Your goal:
Select all lines in the records that include "this".

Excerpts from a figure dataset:
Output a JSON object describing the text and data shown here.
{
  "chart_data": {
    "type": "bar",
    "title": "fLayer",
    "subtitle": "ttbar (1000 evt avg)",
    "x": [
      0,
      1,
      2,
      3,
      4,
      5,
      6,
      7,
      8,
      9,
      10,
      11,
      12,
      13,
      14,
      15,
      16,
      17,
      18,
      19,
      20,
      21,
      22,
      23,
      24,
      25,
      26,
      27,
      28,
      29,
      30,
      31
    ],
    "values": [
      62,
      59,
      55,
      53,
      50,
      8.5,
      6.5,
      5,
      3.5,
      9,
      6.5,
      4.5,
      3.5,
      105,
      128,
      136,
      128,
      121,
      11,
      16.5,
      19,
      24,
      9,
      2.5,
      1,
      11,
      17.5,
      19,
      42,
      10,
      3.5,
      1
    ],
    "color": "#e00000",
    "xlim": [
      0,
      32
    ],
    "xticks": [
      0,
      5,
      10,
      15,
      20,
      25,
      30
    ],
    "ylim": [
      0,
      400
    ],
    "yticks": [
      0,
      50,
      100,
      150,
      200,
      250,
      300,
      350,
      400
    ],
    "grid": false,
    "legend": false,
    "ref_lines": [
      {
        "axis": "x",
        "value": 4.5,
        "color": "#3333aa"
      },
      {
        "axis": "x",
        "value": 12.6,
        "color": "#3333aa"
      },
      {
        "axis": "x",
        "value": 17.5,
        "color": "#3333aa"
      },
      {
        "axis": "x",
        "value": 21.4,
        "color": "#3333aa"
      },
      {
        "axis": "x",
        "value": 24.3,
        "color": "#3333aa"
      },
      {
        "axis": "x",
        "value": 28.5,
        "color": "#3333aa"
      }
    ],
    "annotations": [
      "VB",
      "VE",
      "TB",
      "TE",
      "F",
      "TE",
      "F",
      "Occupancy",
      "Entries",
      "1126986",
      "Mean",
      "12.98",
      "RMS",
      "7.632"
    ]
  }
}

--

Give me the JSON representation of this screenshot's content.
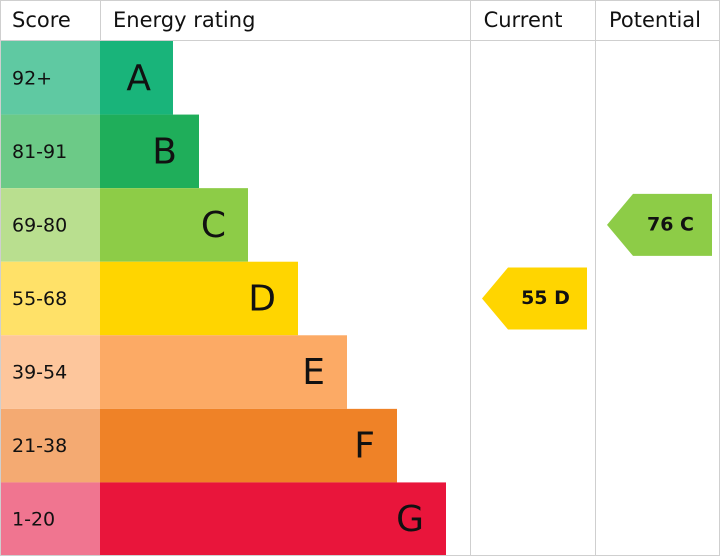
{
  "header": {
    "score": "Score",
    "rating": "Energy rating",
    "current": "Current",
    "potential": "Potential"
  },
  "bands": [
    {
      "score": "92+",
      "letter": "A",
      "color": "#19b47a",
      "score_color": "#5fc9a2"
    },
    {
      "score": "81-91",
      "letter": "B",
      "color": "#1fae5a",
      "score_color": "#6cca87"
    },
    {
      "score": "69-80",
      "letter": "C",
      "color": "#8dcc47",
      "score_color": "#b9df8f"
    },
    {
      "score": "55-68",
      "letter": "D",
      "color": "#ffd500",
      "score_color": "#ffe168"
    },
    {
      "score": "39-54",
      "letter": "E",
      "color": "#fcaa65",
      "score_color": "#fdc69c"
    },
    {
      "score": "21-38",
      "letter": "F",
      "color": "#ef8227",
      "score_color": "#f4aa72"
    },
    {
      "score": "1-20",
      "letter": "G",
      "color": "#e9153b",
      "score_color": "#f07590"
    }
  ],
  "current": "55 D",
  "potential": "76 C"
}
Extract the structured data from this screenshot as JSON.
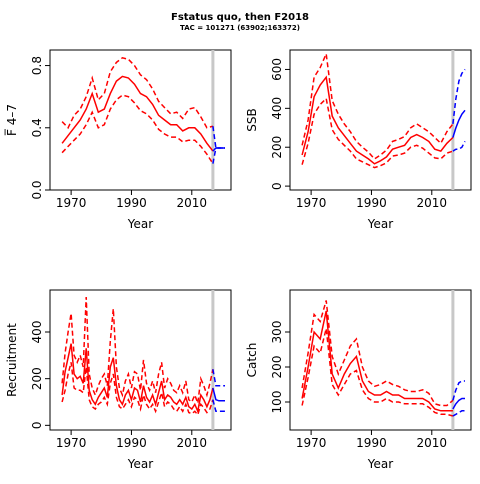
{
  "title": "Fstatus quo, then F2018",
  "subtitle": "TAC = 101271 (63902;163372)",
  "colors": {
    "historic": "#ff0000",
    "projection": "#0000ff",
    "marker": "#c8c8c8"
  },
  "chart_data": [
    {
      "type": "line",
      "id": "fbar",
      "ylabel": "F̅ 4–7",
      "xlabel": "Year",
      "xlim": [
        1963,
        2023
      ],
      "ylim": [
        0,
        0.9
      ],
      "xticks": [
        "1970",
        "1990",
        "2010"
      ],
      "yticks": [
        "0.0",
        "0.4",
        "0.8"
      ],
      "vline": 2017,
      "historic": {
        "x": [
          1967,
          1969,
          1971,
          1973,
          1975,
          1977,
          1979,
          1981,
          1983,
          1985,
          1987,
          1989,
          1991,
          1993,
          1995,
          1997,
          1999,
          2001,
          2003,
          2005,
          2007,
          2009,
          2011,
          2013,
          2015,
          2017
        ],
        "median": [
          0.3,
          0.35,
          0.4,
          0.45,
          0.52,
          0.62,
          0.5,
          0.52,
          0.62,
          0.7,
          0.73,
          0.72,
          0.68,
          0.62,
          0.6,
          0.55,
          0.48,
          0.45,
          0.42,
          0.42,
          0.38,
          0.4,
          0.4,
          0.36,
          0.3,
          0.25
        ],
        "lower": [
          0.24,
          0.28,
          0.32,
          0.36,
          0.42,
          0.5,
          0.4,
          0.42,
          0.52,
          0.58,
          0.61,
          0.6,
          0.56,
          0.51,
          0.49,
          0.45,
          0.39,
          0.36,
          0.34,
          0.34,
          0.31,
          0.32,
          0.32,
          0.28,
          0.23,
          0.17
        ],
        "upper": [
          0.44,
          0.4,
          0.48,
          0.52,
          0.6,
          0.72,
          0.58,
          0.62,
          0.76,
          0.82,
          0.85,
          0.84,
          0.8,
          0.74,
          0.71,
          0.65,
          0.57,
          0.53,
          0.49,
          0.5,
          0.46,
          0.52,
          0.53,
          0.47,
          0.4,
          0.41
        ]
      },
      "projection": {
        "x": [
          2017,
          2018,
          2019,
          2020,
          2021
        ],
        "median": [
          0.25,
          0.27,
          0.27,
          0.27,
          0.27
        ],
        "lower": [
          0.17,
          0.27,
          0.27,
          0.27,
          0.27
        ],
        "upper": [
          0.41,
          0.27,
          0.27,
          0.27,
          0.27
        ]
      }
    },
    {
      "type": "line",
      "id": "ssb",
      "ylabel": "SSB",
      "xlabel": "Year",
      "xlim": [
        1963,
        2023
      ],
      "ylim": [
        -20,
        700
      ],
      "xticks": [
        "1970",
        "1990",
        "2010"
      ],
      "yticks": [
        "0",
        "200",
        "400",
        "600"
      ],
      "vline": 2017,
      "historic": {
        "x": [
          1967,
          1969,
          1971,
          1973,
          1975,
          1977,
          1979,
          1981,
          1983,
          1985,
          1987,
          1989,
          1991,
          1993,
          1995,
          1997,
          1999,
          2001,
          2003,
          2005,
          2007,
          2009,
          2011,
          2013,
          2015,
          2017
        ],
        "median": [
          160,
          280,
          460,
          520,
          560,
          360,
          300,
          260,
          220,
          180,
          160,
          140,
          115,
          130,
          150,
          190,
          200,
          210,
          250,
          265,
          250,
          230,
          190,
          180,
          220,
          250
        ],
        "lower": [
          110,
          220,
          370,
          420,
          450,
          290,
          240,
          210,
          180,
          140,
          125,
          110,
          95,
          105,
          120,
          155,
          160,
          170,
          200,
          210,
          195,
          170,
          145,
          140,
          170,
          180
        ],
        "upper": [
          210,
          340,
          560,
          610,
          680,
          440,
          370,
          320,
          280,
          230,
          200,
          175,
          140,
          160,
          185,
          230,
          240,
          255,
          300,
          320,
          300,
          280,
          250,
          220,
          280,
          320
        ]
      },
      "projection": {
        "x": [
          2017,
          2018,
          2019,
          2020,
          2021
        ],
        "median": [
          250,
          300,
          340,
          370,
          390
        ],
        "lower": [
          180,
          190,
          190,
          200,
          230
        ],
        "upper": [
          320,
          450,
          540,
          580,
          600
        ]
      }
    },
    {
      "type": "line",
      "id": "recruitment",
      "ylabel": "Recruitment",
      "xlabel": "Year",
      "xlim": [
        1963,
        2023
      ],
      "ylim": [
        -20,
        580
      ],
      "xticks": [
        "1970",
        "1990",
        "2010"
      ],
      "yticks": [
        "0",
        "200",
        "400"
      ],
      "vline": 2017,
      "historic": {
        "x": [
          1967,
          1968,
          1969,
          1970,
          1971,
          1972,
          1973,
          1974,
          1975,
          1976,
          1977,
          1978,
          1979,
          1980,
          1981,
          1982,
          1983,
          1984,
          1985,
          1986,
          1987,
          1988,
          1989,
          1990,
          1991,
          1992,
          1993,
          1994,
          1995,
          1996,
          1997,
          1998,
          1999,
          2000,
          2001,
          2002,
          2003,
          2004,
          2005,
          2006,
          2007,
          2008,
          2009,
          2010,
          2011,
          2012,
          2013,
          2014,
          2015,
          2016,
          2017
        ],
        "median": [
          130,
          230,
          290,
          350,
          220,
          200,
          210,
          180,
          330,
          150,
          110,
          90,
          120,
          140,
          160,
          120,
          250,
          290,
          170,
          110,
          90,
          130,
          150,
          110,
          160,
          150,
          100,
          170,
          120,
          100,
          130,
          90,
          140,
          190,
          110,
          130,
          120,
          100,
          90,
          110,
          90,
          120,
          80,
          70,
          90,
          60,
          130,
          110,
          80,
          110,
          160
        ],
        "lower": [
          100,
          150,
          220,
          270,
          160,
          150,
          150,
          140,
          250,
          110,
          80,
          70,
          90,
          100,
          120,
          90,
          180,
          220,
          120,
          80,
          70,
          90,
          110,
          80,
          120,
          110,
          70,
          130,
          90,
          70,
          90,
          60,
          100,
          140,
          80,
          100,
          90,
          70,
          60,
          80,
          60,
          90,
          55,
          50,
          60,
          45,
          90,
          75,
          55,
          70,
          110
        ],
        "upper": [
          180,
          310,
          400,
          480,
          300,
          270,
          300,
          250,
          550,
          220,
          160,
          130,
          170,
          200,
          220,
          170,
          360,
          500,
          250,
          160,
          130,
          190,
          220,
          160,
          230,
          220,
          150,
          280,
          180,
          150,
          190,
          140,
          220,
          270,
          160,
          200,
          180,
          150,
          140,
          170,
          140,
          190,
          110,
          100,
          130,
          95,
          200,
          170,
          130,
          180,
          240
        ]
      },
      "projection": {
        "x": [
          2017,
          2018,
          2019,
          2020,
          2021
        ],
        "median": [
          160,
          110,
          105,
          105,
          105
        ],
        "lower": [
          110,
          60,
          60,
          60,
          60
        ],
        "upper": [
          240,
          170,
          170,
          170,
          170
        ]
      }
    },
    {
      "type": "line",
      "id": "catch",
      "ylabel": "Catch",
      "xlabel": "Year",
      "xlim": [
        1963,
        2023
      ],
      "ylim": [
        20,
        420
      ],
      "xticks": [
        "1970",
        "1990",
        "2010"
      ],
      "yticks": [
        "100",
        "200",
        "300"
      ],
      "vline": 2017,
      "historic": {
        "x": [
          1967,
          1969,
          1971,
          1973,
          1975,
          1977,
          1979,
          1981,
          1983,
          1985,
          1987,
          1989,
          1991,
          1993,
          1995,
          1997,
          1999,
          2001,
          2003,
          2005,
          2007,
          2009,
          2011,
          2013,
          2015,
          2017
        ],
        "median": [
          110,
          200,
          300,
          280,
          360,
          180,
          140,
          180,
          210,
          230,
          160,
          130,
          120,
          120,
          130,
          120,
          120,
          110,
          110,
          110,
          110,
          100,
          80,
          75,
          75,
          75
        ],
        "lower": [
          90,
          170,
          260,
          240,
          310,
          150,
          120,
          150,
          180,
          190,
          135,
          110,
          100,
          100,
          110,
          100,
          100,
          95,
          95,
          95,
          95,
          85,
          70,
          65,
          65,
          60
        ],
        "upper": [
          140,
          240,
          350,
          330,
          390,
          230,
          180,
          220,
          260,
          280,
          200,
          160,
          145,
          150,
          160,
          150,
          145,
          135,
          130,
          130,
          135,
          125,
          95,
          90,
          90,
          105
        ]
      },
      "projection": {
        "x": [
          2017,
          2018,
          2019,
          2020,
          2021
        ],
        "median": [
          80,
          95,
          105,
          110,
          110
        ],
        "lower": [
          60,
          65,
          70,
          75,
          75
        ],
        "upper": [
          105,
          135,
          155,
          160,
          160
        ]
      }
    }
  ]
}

Written response:
Give me the JSON representation of this screenshot's content.
Extract the structured data from this screenshot as JSON.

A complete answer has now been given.